**Set problem**
Extract every entry word for word.

**Records provided**
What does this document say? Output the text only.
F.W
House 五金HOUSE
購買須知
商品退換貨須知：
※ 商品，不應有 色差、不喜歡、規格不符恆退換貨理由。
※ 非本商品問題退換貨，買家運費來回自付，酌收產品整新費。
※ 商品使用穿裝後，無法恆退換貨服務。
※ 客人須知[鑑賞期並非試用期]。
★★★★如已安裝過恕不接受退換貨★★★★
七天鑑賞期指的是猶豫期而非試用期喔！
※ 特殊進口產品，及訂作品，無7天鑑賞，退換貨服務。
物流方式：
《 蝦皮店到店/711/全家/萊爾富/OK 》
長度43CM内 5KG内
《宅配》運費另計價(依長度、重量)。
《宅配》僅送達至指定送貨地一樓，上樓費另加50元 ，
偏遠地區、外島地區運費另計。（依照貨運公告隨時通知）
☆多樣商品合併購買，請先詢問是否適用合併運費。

**Result of the task**
What does this document say? Output the text only.
F.W
House 五金HOUSE
購買須知
商品退換貨須知：
※ 商品，不應有 色差、不喜歡、規格不符恆退換貨理由。
※ 非本商品問題退換貨，買家運費來回自付，酌收產品整新費。
※ 商品使用穿裝後，無法恆退換貨服務。
※ 客人須知[鑑賞期並非試用期]。
★★★★如已安裝過恕不接受退換貨★★★★
七天鑑賞期指的是猶豫期而非試用期喔！
※ 特殊進口產品，及訂作品，無7天鑑賞，退換貨服務。
物流方式：
《 蝦皮店到店/711/全家/萊爾富/OK 》
長度43CM内 5KG内
《宅配》運費另計價(依長度、重量)。
《宅配》僅送達至指定送貨地一樓，上樓費另加50元 ，
偏遠地區、外島地區運費另計。（依照貨運公告隨時通知）
☆多樣商品合併購買，請先詢問是否適用合併運費。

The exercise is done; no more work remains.